Work required. Extract each line containing the string "native".

The records.
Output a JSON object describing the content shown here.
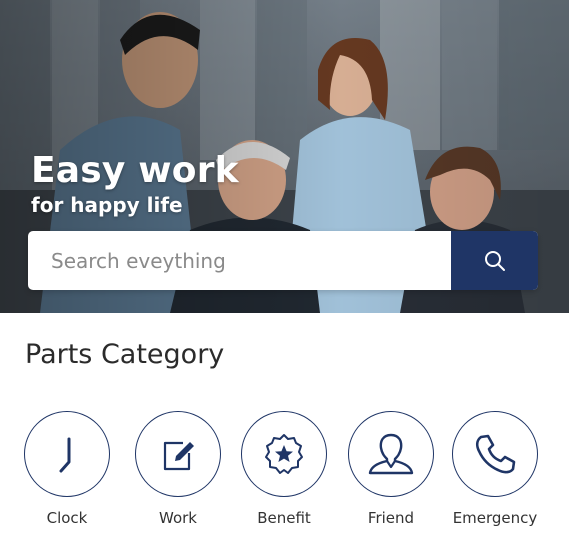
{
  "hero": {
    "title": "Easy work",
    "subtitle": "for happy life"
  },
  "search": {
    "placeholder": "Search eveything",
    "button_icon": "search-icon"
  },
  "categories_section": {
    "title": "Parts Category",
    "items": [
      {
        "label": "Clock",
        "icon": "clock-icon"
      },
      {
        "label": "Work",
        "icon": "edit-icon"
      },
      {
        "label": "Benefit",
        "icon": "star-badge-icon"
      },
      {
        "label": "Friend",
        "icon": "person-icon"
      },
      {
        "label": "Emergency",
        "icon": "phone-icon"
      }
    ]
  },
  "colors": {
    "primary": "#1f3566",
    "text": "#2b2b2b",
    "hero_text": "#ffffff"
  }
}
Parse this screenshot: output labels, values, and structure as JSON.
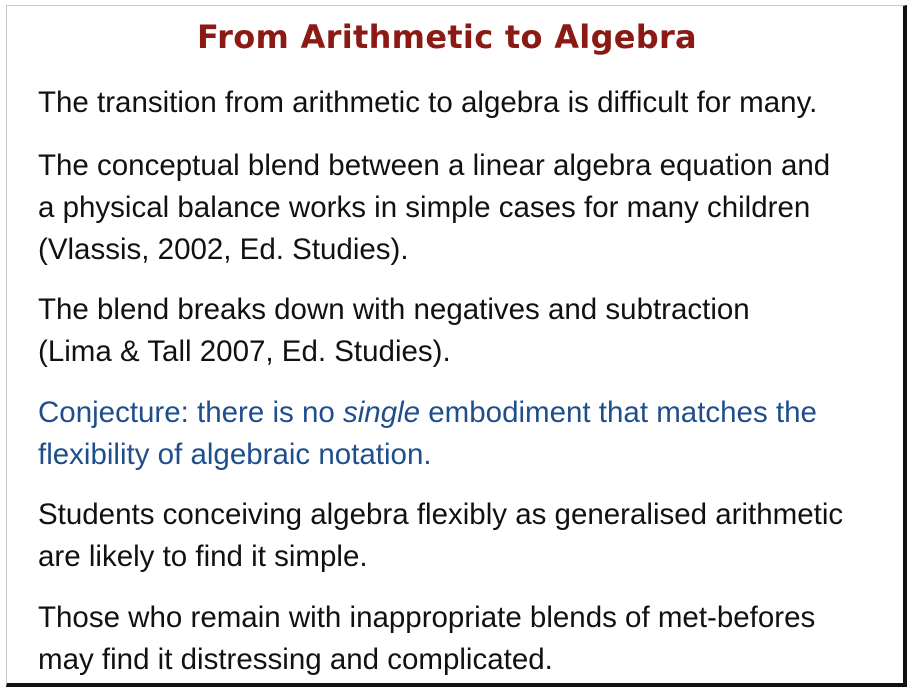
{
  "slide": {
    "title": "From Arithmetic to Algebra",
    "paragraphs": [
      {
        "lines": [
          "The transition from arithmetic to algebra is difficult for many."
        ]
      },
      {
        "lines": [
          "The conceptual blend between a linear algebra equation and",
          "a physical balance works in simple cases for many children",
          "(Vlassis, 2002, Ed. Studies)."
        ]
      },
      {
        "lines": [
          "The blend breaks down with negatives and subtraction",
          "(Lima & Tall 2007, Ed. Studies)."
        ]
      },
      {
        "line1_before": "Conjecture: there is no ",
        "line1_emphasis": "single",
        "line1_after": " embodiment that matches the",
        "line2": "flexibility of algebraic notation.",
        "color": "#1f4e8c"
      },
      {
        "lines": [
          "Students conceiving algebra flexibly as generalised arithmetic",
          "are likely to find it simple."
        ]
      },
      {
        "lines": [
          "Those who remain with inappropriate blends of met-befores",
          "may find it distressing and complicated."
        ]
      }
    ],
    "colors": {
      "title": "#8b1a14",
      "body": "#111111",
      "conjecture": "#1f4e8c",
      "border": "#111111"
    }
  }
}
* * *
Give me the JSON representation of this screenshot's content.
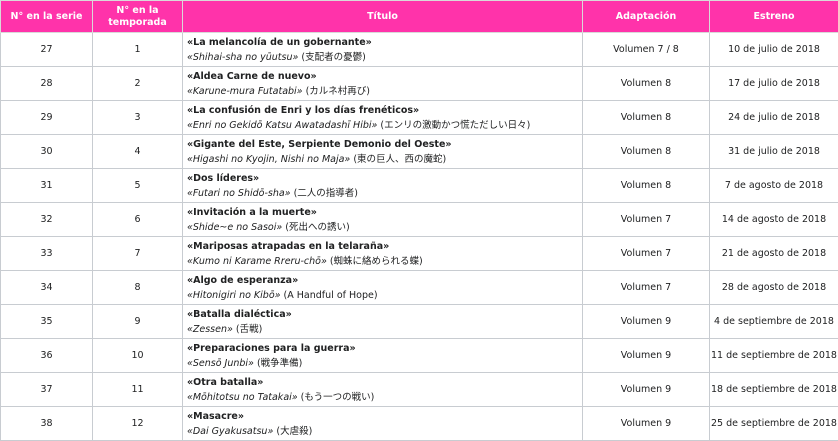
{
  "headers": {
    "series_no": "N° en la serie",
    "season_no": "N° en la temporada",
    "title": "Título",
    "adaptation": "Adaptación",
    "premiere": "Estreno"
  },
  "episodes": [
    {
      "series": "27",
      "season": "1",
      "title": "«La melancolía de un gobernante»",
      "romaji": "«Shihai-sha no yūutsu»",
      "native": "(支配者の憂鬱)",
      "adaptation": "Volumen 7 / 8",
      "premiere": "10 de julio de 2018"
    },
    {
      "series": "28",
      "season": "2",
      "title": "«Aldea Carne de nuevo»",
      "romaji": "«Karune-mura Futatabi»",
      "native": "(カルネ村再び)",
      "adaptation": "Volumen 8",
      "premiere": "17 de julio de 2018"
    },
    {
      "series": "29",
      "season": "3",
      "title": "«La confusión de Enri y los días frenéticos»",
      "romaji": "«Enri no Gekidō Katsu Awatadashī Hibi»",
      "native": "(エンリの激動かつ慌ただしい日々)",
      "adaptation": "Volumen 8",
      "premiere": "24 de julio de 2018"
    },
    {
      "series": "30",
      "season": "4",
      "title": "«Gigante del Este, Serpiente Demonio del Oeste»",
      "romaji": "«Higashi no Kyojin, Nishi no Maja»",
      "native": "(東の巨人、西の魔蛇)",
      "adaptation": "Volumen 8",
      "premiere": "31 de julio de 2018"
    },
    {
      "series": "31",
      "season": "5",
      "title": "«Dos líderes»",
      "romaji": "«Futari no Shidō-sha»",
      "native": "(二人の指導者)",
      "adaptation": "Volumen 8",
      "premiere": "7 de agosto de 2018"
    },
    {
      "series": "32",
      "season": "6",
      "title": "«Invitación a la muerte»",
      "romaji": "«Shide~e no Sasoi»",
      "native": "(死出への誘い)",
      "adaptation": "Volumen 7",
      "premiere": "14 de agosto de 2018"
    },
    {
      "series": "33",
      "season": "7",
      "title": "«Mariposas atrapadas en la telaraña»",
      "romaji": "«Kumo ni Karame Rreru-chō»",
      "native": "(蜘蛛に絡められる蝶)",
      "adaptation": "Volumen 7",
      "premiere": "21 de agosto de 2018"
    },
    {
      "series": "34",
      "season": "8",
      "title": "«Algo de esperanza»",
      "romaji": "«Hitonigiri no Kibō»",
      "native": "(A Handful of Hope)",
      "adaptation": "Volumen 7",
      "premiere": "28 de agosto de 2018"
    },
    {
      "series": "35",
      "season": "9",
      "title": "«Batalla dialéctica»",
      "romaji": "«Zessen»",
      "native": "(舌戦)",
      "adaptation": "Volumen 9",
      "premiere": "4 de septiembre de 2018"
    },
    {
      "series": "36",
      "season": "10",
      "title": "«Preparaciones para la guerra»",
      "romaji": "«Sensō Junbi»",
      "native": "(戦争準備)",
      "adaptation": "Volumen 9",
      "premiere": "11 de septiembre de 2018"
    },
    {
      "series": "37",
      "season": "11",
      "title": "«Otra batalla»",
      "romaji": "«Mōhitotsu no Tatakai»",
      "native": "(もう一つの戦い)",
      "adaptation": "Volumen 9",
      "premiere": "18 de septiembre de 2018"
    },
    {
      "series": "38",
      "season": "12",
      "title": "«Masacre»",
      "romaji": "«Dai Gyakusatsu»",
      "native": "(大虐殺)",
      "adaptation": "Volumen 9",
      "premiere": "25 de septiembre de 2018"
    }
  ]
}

The answer.
      "native": "(支配者の憂鬱)",
      "native": "(カルネ村再び)",
      "native": "(エンリの激動かつ慌ただしい日々)",
      "native": "(東の巨人、西の魔蛇)",
      "native": "(二人の指導者)",
      "native": "(死出への誘い)",
      "native": "(蜘蛛に絡められる蝶)",
      "native": "(A Handful of Hope)",
      "native": "(舌戦)",
      "native": "(戦争準備)",
      "native": "(もう一つの戦い)",
      "native": "(大虐殺)",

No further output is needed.